- **Records provided**:
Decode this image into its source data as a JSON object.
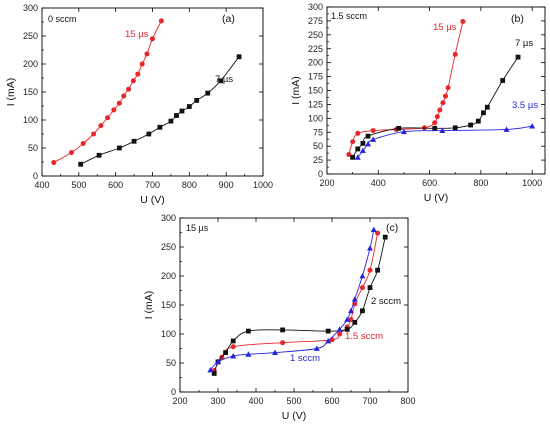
{
  "chart_data": [
    {
      "type": "line",
      "panel_label": "(a)",
      "condition": "0 sccm",
      "xlabel": "U (V)",
      "ylabel": "I (mA)",
      "xlim": [
        400,
        1000
      ],
      "ylim": [
        0,
        300
      ],
      "xticks": [
        "400",
        "500",
        "600",
        "700",
        "800",
        "900",
        "1000"
      ],
      "yticks": [
        "0",
        "50",
        "100",
        "150",
        "200",
        "250",
        "300"
      ],
      "series": [
        {
          "name": "15 µs",
          "color": "#e8262a",
          "marker": "circle",
          "x": [
            432,
            480,
            512,
            540,
            560,
            578,
            595,
            610,
            622,
            635,
            648,
            660,
            672,
            685,
            700,
            724
          ],
          "y": [
            24,
            42,
            58,
            75,
            90,
            104,
            118,
            130,
            143,
            155,
            170,
            182,
            200,
            218,
            245,
            277
          ]
        },
        {
          "name": "7 µs",
          "color": "#111111",
          "marker": "square",
          "x": [
            505,
            555,
            610,
            650,
            690,
            720,
            750,
            765,
            780,
            800,
            820,
            850,
            885,
            935
          ],
          "y": [
            21,
            37,
            50,
            62,
            75,
            87,
            98,
            108,
            116,
            124,
            135,
            148,
            170,
            213
          ]
        }
      ]
    },
    {
      "type": "line",
      "panel_label": "(b)",
      "condition": "1.5 sccm",
      "xlabel": "U (V)",
      "ylabel": "I (mA)",
      "xlim": [
        200,
        1050
      ],
      "ylim": [
        0,
        300
      ],
      "xticks": [
        "200",
        "400",
        "600",
        "800",
        "1000"
      ],
      "yticks": [
        "0",
        "25",
        "50",
        "75",
        "100",
        "125",
        "150",
        "175",
        "200",
        "225",
        "250",
        "275",
        "300"
      ],
      "series": [
        {
          "name": "15 µs",
          "color": "#e8262a",
          "marker": "circle",
          "x": [
            285,
            300,
            320,
            380,
            470,
            580,
            620,
            630,
            640,
            652,
            662,
            672,
            700,
            730
          ],
          "y": [
            35,
            58,
            73,
            78,
            80,
            83,
            92,
            103,
            115,
            128,
            140,
            155,
            215,
            274
          ]
        },
        {
          "name": "7 µs",
          "color": "#111111",
          "marker": "square",
          "x": [
            300,
            320,
            340,
            360,
            480,
            620,
            700,
            760,
            790,
            810,
            825,
            885,
            945
          ],
          "y": [
            30,
            45,
            55,
            68,
            82,
            82,
            83,
            88,
            95,
            110,
            120,
            168,
            210
          ]
        },
        {
          "name": "3.5 µs",
          "color": "#2424e0",
          "marker": "triangle",
          "x": [
            320,
            340,
            360,
            380,
            500,
            650,
            900,
            1000
          ],
          "y": [
            30,
            42,
            54,
            62,
            76,
            78,
            80,
            86
          ]
        }
      ]
    },
    {
      "type": "line",
      "panel_label": "(c)",
      "condition": "15 µs",
      "xlabel": "U (V)",
      "ylabel": "I (mA)",
      "xlim": [
        200,
        800
      ],
      "ylim": [
        0,
        300
      ],
      "xticks": [
        "200",
        "300",
        "400",
        "500",
        "600",
        "700",
        "800"
      ],
      "yticks": [
        "0",
        "50",
        "100",
        "150",
        "200",
        "250",
        "300"
      ],
      "series": [
        {
          "name": "1.5 sccm",
          "color": "#e8262a",
          "marker": "circle",
          "x": [
            290,
            310,
            340,
            470,
            600,
            620,
            640,
            650,
            660,
            680,
            700,
            720
          ],
          "y": [
            37,
            60,
            78,
            85,
            90,
            100,
            112,
            125,
            152,
            180,
            210,
            274
          ]
        },
        {
          "name": "2 sccm",
          "color": "#111111",
          "marker": "square",
          "x": [
            290,
            300,
            320,
            340,
            380,
            470,
            590,
            640,
            660,
            680,
            700,
            720,
            740
          ],
          "y": [
            32,
            52,
            68,
            88,
            105,
            107,
            105,
            108,
            120,
            140,
            180,
            210,
            267
          ]
        },
        {
          "name": "1 sccm",
          "color": "#2424e0",
          "marker": "triangle",
          "x": [
            280,
            300,
            340,
            380,
            450,
            560,
            590,
            620,
            640,
            650,
            660,
            680,
            700,
            710
          ],
          "y": [
            38,
            52,
            62,
            65,
            68,
            75,
            88,
            108,
            125,
            140,
            160,
            200,
            248,
            280
          ]
        }
      ]
    }
  ]
}
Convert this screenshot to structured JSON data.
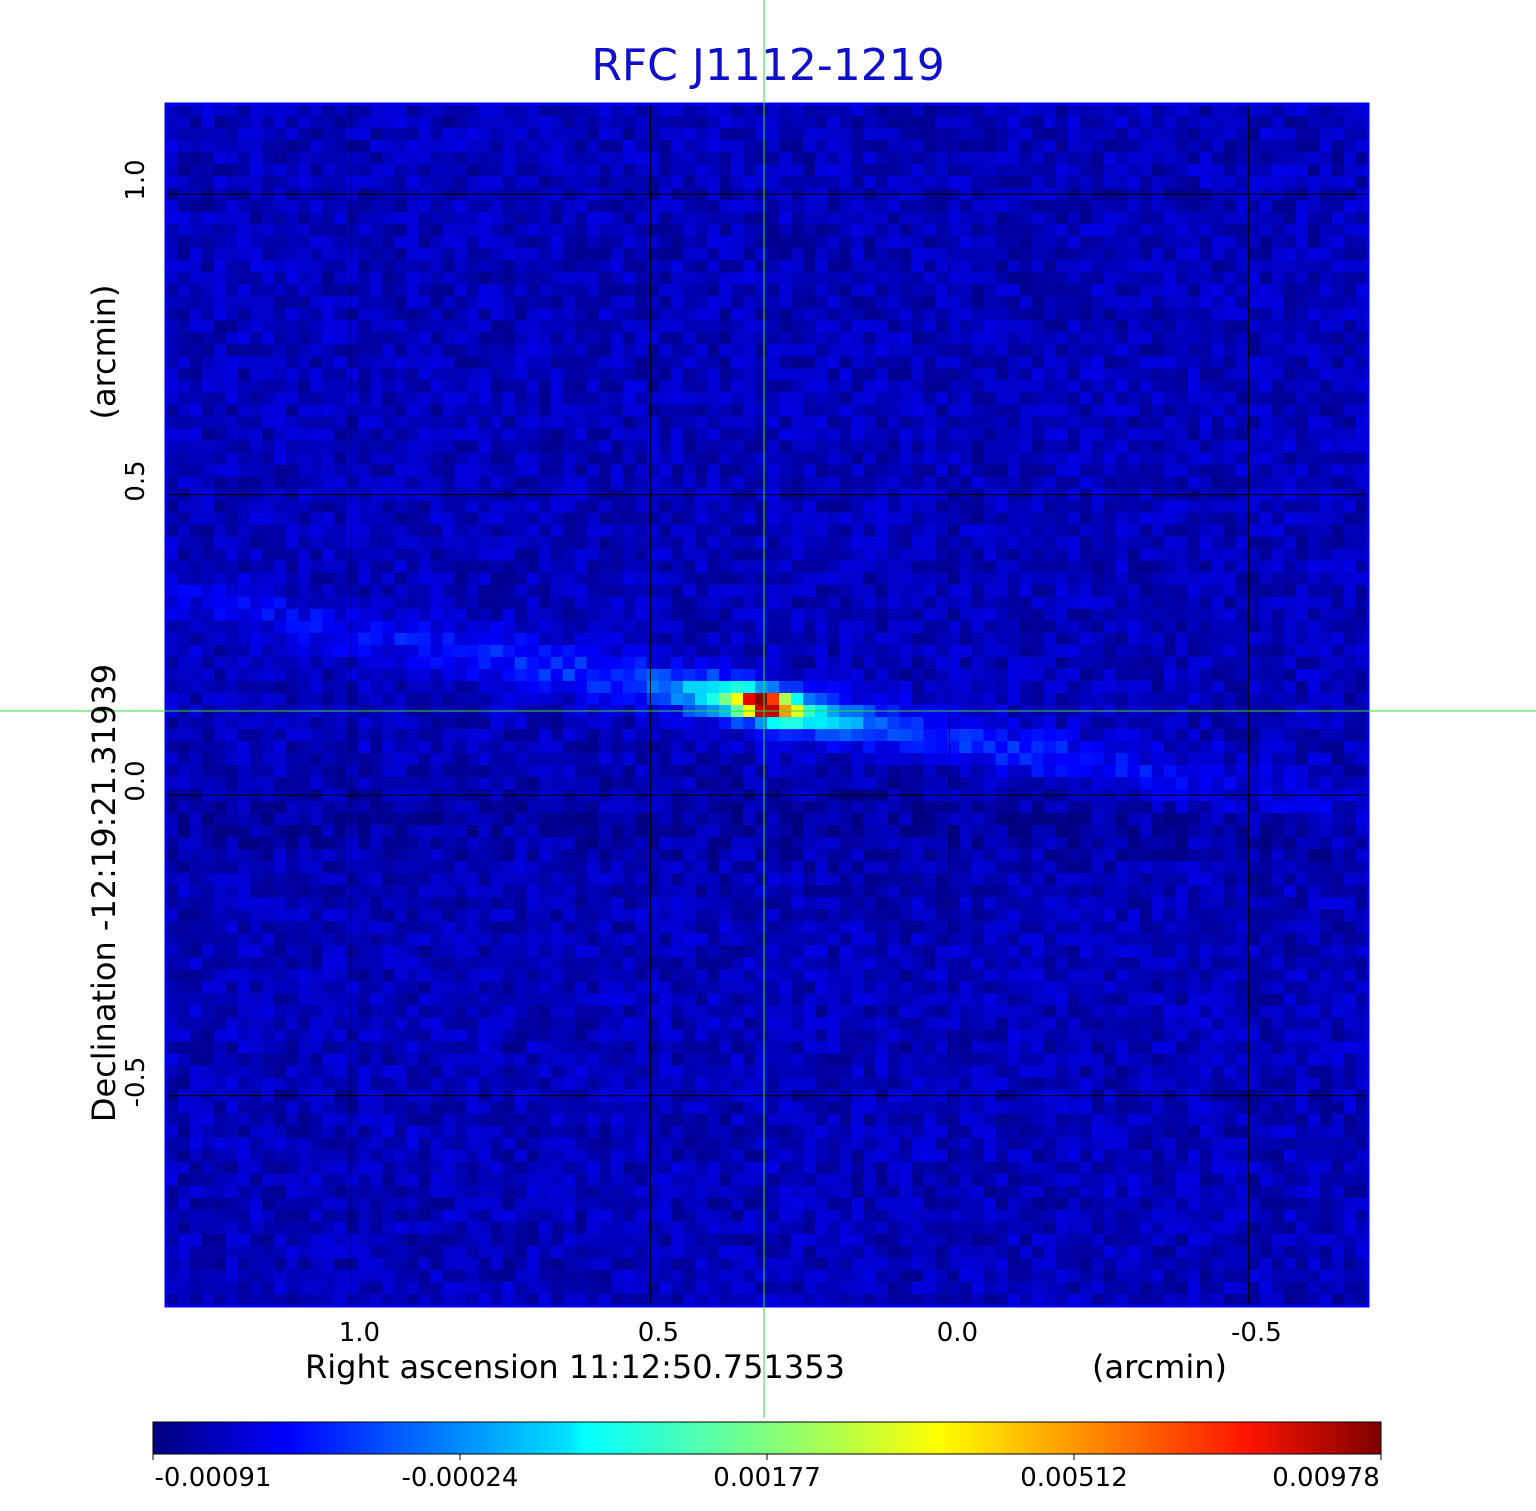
{
  "chart_data": {
    "type": "heatmap",
    "title": "RFC J1112-1219",
    "xlabel": "Right ascension  11:12:50.751353",
    "xunit": "(arcmin)",
    "ylabel": "Declination  -12:19:21.31939",
    "yunit": "(arcmin)",
    "xlim": [
      1.31,
      -0.7
    ],
    "ylim": [
      -0.85,
      1.15
    ],
    "x_ticks": [
      1.0,
      0.5,
      0.0,
      -0.5
    ],
    "x_tick_labels": [
      "1.0",
      "0.5",
      "0.0",
      "-0.5"
    ],
    "y_ticks": [
      1.0,
      0.5,
      0.0,
      -0.5
    ],
    "y_tick_labels": [
      "1.0",
      "0.5",
      "0.0",
      "-0.5"
    ],
    "grid": true,
    "crosshair": {
      "x": 0.31,
      "y": 0.14
    },
    "peak": {
      "x": 0.31,
      "y": 0.15,
      "value": 0.00978
    },
    "colorbar": {
      "colormap": "jet",
      "range": [
        -0.00091,
        0.00978
      ],
      "tick_values": [
        -0.00091,
        -0.00024,
        0.00177,
        0.00512,
        0.00978
      ],
      "tick_labels": [
        "-0.00091",
        "-0.00024",
        "0.00177",
        "0.00512",
        "0.00978"
      ]
    },
    "colors": {
      "title": "#1010cc",
      "frame": "#0000ee",
      "crosshair": "#33dd33",
      "grid": "#000000"
    }
  }
}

- **Problem to solve**: Set down the material exactly, every line of it, except for the pictures.

- **Reply**:
Decode this image into its source data as a JSON object.
{
  "chart_data": [
    {
      "type": "line",
      "panel_label": "(a)",
      "condition": "0 sccm",
      "xlabel": "U (V)",
      "ylabel": "I (mA)",
      "xlim": [
        400,
        1000
      ],
      "ylim": [
        0,
        300
      ],
      "xticks": [
        "400",
        "500",
        "600",
        "700",
        "800",
        "900",
        "1000"
      ],
      "yticks": [
        "0",
        "50",
        "100",
        "150",
        "200",
        "250",
        "300"
      ],
      "series": [
        {
          "name": "15 µs",
          "color": "#e8262a",
          "marker": "circle",
          "x": [
            432,
            480,
            512,
            540,
            560,
            578,
            595,
            610,
            622,
            635,
            648,
            660,
            672,
            685,
            700,
            724
          ],
          "y": [
            24,
            42,
            58,
            75,
            90,
            104,
            118,
            130,
            143,
            155,
            170,
            182,
            200,
            218,
            245,
            277
          ]
        },
        {
          "name": "7 µs",
          "color": "#111111",
          "marker": "square",
          "x": [
            505,
            555,
            610,
            650,
            690,
            720,
            750,
            765,
            780,
            800,
            820,
            850,
            885,
            935
          ],
          "y": [
            21,
            37,
            50,
            62,
            75,
            87,
            98,
            108,
            116,
            124,
            135,
            148,
            170,
            213
          ]
        }
      ]
    },
    {
      "type": "line",
      "panel_label": "(b)",
      "condition": "1.5 sccm",
      "xlabel": "U (V)",
      "ylabel": "I (mA)",
      "xlim": [
        200,
        1050
      ],
      "ylim": [
        0,
        300
      ],
      "xticks": [
        "200",
        "400",
        "600",
        "800",
        "1000"
      ],
      "yticks": [
        "0",
        "25",
        "50",
        "75",
        "100",
        "125",
        "150",
        "175",
        "200",
        "225",
        "250",
        "275",
        "300"
      ],
      "series": [
        {
          "name": "15 µs",
          "color": "#e8262a",
          "marker": "circle",
          "x": [
            285,
            300,
            320,
            380,
            470,
            580,
            620,
            630,
            640,
            652,
            662,
            672,
            700,
            730
          ],
          "y": [
            35,
            58,
            73,
            78,
            80,
            83,
            92,
            103,
            115,
            128,
            140,
            155,
            215,
            274
          ]
        },
        {
          "name": "7 µs",
          "color": "#111111",
          "marker": "square",
          "x": [
            300,
            320,
            340,
            360,
            480,
            620,
            700,
            760,
            790,
            810,
            825,
            885,
            945
          ],
          "y": [
            30,
            45,
            55,
            68,
            82,
            82,
            83,
            88,
            95,
            110,
            120,
            168,
            210
          ]
        },
        {
          "name": "3.5 µs",
          "color": "#2424e0",
          "marker": "triangle",
          "x": [
            320,
            340,
            360,
            380,
            500,
            650,
            900,
            1000
          ],
          "y": [
            30,
            42,
            54,
            62,
            76,
            78,
            80,
            86
          ]
        }
      ]
    },
    {
      "type": "line",
      "panel_label": "(c)",
      "condition": "15 µs",
      "xlabel": "U (V)",
      "ylabel": "I (mA)",
      "xlim": [
        200,
        800
      ],
      "ylim": [
        0,
        300
      ],
      "xticks": [
        "200",
        "300",
        "400",
        "500",
        "600",
        "700",
        "800"
      ],
      "yticks": [
        "0",
        "50",
        "100",
        "150",
        "200",
        "250",
        "300"
      ],
      "series": [
        {
          "name": "1.5 sccm",
          "color": "#e8262a",
          "marker": "circle",
          "x": [
            290,
            310,
            340,
            470,
            600,
            620,
            640,
            650,
            660,
            680,
            700,
            720
          ],
          "y": [
            37,
            60,
            78,
            85,
            90,
            100,
            112,
            125,
            152,
            180,
            210,
            274
          ]
        },
        {
          "name": "2 sccm",
          "color": "#111111",
          "marker": "square",
          "x": [
            290,
            300,
            320,
            340,
            380,
            470,
            590,
            640,
            660,
            680,
            700,
            720,
            740
          ],
          "y": [
            32,
            52,
            68,
            88,
            105,
            107,
            105,
            108,
            120,
            140,
            180,
            210,
            267
          ]
        },
        {
          "name": "1 sccm",
          "color": "#2424e0",
          "marker": "triangle",
          "x": [
            280,
            300,
            340,
            380,
            450,
            560,
            590,
            620,
            640,
            650,
            660,
            680,
            700,
            710
          ],
          "y": [
            38,
            52,
            62,
            65,
            68,
            75,
            88,
            108,
            125,
            140,
            160,
            200,
            248,
            280
          ]
        }
      ]
    }
  ]
}
Convert this screenshot to structured JSON data.
{
  "chart_data": {
    "type": "heatmap",
    "title": "RFC J1112-1219",
    "xlabel": "Right ascension  11:12:50.751353",
    "xunit": "(arcmin)",
    "ylabel": "Declination  -12:19:21.31939",
    "yunit": "(arcmin)",
    "xlim": [
      1.31,
      -0.7
    ],
    "ylim": [
      -0.85,
      1.15
    ],
    "x_ticks": [
      1.0,
      0.5,
      0.0,
      -0.5
    ],
    "x_tick_labels": [
      "1.0",
      "0.5",
      "0.0",
      "-0.5"
    ],
    "y_ticks": [
      1.0,
      0.5,
      0.0,
      -0.5
    ],
    "y_tick_labels": [
      "1.0",
      "0.5",
      "0.0",
      "-0.5"
    ],
    "grid": true,
    "crosshair": {
      "x": 0.31,
      "y": 0.14
    },
    "peak": {
      "x": 0.31,
      "y": 0.15,
      "value": 0.00978
    },
    "colorbar": {
      "colormap": "jet",
      "range": [
        -0.00091,
        0.00978
      ],
      "tick_values": [
        -0.00091,
        -0.00024,
        0.00177,
        0.00512,
        0.00978
      ],
      "tick_labels": [
        "-0.00091",
        "-0.00024",
        "0.00177",
        "0.00512",
        "0.00978"
      ]
    },
    "colors": {
      "title": "#1010cc",
      "frame": "#0000ee",
      "crosshair": "#33dd33",
      "grid": "#000000"
    }
  }
}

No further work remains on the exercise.